PROVIDED RECORDS |
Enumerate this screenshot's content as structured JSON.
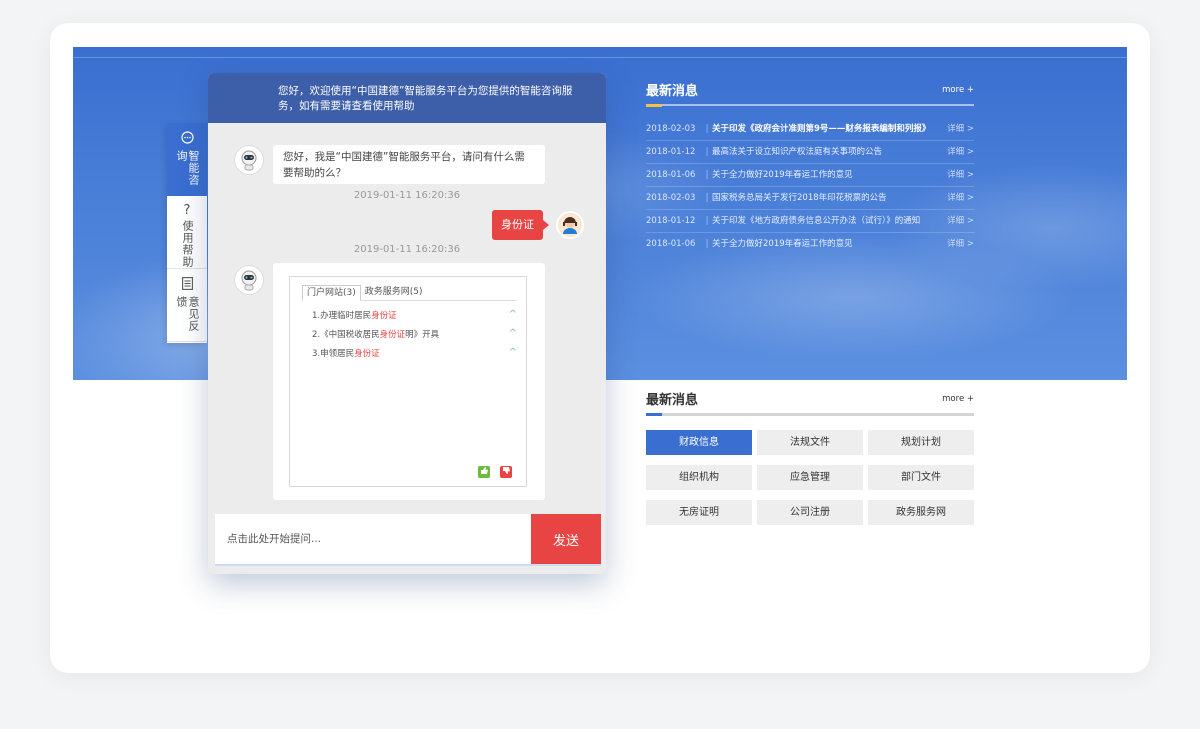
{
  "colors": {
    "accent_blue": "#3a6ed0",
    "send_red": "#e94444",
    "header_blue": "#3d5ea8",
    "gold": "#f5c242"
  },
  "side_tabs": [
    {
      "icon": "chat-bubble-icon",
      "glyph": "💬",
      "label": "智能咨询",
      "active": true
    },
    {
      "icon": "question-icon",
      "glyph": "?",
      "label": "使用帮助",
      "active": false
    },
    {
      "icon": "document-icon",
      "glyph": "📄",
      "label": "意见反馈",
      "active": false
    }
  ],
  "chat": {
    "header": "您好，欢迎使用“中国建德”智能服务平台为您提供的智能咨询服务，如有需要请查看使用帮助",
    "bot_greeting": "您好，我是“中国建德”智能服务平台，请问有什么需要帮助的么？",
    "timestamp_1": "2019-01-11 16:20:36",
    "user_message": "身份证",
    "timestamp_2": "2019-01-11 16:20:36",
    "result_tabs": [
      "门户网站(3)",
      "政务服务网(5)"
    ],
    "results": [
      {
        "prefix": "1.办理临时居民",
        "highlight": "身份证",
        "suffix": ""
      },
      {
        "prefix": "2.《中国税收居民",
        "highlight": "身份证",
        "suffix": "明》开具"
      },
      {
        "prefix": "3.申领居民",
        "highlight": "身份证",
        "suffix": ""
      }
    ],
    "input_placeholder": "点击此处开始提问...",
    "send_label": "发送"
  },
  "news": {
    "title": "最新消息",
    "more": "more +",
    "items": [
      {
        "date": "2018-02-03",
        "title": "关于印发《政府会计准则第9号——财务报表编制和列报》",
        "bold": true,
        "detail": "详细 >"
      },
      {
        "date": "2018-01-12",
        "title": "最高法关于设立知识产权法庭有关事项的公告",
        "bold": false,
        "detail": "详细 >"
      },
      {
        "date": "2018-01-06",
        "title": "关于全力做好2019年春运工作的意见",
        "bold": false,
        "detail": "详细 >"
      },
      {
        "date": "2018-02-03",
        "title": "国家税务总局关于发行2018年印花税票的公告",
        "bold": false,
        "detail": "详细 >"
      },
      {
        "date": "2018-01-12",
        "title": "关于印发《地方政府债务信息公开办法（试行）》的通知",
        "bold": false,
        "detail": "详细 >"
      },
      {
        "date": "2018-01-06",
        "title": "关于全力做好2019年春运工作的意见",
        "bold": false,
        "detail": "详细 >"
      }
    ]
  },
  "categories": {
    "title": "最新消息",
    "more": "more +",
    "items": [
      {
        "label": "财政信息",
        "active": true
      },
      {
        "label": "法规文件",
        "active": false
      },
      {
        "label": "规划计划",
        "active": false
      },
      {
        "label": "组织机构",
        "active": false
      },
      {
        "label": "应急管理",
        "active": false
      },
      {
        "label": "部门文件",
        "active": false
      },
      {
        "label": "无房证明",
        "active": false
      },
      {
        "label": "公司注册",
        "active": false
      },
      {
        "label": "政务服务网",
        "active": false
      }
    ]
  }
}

JOB | Pick out every line with the string "title" and copy it.

WRITTEN ANSWER |
    "title": "最新消息",
        "title": "关于印发《政府会计准则第9号——财务报表编制和列报》",
        "title": "最高法关于设立知识产权法庭有关事项的公告",
        "title": "关于全力做好2019年春运工作的意见",
        "title": "国家税务总局关于发行2018年印花税票的公告",
        "title": "关于印发《地方政府债务信息公开办法（试行）》的通知",
        "title": "关于全力做好2019年春运工作的意见",
    "title": "最新消息",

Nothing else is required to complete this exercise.